# Assigned task
Please pull out, word for word, the part of the court decision that opens with the words containing "Represented by counsel, Plaintiff" and closes with "Decision and Order.".

** Opening Page text block **

United States District Court, Western District of New York
May 31, 2022
1:20-CV-01294 EAW (W.D.N.Y. May. 31, 2022)

Opinion

1:20-CV-01294 EAW

05-31-2022

OSCAR C., Plaintiff, v. COMMISSIONER OF SOCIAL SECURITY, Defendant.


DECISION AND ORDER

ELIZABETH A. WOLFORD CHIEF JUDGE UNITED STATES DISTRICT COURT

INTRODUCTION

Represented by counsel, Plaintiff Oscar C. (“Plaintiff”) brings this action pursuant to Title XVI of the Social Security Act (the “Act”), seeking review of the final decision of the Commissioner of Social Security (the “Commissioner, ” or “Defendant”) denying his application for supplemental security income (“SSI”). (Dkt. 1). This Court has jurisdiction over the matter pursuant to 42 U.S.C. § 405(g). Presently before the Court are the parties' cross-motions for judgment on the pleadings pursuant to Rule 12(c) of the Federal Rules of Civil Procedure (Dkt. 12; Dkt. 13). For the reasons discussed below, Defendant's motion (Dkt. 13) is denied and Plaintiff's motion (Dkt. 12) is granted in part. The matter is remanded to the Commissioner for further administrative proceedings consistent with this Decision and Order.

BACKGROUND

Plaintiff protectively filed his application for SSI on February 10, 2017. (Dkt. 11-2 at 17; Dkt. 11-6 at 2-8). In his application, Plaintiff alleged disability beginning July 28, 2016. (Dkt. 11-2 at 17; Dkt. 11-6 at 2). Plaintiff's application was initially denied on May 10, 2017. (Dkt. 11-2 at 17; Dkt. 11-5 at 4-9). At Plaintiff's request, an initial hearing was held before administrative law judge (“ALJ”) Brian LeCours on March 28 2019, and a supplemental hearing was held on July 10, 2019, with Plaintiff appearing in Buffalo, New York, and the ALJ presiding via video from Albany, New York. (Dkt. 11-2 at 17, 35-83, 84-109). On July 22, 2019, the ALJ issued an unfavorable decision. (Id. at 17-27). Plaintiff requested Appeals Council review; his request was denied on July 22, 2020, making the ALJ's determination the Commissioner's final decision. (Id. at 2-9). This action followed.

** Closing Page text block **
** Opening Provided records block **

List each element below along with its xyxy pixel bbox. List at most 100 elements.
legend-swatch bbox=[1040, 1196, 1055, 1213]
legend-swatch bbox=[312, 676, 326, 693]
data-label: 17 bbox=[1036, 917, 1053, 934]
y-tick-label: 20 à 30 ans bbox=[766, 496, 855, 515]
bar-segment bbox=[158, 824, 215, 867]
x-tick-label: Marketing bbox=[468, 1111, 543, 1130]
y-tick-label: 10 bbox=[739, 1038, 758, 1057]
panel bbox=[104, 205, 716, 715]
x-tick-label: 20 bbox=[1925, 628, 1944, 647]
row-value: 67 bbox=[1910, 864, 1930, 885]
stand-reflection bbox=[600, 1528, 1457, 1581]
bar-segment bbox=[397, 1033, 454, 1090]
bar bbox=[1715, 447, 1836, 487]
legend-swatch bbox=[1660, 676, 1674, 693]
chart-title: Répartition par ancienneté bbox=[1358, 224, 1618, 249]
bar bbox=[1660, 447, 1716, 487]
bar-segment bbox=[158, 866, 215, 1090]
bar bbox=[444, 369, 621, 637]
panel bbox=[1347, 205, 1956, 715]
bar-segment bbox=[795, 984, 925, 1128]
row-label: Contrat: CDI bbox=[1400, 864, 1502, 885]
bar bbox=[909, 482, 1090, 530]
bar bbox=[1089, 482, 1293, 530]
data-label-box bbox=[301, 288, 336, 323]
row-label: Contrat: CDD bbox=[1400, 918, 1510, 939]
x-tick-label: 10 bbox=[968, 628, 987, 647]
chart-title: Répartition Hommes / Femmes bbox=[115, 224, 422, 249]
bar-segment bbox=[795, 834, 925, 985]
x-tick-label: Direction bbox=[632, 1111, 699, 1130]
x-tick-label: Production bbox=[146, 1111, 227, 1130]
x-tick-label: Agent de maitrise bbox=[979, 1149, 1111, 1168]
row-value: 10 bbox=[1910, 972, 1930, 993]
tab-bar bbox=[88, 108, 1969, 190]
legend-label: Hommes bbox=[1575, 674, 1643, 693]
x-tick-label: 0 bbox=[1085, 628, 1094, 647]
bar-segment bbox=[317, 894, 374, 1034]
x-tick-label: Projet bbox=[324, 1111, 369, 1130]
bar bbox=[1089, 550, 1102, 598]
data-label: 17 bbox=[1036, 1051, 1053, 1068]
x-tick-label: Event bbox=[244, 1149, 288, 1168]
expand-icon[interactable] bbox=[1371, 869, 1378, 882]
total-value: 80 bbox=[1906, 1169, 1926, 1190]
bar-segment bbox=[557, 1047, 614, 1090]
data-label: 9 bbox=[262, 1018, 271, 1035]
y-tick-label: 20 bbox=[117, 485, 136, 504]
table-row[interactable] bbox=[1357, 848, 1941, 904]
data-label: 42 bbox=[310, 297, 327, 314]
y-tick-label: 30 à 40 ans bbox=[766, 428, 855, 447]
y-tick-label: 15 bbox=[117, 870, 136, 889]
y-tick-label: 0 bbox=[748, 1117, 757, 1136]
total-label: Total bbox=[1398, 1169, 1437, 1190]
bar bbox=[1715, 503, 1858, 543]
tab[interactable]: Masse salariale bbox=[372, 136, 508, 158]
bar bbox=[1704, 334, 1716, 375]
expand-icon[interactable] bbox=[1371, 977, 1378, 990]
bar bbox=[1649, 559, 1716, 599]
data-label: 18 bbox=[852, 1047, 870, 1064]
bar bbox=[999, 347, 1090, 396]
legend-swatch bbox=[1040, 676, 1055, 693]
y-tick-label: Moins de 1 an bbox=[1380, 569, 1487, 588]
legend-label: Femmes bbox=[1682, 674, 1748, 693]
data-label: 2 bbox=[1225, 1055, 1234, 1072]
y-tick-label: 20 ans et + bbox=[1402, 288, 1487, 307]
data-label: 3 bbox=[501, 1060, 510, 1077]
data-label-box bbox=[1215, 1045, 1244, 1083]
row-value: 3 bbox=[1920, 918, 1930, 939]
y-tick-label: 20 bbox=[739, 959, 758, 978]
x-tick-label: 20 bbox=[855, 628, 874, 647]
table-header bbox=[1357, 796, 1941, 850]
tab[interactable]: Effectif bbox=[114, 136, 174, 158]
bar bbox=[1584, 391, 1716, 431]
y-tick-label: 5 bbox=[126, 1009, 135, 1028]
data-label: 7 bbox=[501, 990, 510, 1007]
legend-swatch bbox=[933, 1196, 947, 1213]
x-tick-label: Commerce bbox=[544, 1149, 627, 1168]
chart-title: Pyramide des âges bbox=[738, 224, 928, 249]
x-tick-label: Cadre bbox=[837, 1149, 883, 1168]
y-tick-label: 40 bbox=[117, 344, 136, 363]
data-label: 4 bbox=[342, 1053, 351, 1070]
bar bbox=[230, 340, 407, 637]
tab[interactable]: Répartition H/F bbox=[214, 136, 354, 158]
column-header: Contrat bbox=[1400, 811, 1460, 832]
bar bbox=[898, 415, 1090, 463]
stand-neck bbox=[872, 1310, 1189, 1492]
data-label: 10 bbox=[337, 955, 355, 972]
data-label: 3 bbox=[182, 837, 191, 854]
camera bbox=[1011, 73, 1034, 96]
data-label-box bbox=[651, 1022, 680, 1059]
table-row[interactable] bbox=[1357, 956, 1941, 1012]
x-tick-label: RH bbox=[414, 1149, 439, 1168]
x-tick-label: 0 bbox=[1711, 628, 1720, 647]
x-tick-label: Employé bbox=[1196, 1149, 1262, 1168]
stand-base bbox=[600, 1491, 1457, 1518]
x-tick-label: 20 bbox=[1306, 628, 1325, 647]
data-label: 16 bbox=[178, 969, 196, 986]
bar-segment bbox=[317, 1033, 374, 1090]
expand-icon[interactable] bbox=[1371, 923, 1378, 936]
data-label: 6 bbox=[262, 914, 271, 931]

** Closing Provided records block **

# Answer
Represented by counsel, Plaintiff Oscar C. (“Plaintiff”) brings this action pursuant to Title XVI of the Social Security Act (the “Act”), seeking review of the final decision of the Commissioner of Social Security (the “Commissioner, ” or “Defendant”) denying his application for supplemental security income (“SSI”). (Dkt. 1). This Court has jurisdiction over the matter pursuant to 42 U.S.C. § 405(g). Presently before the Court are the parties' cross-motions for judgment on the pleadings pursuant to Rule 12(c) of the Federal Rules of Civil Procedure (Dkt. 12; Dkt. 13). For the reasons discussed below, Defendant's motion (Dkt. 13) is denied and Plaintiff's motion (Dkt. 12) is granted in part. The matter is remanded to the Commissioner for further administrative proceedings consistent with this Decision and Order.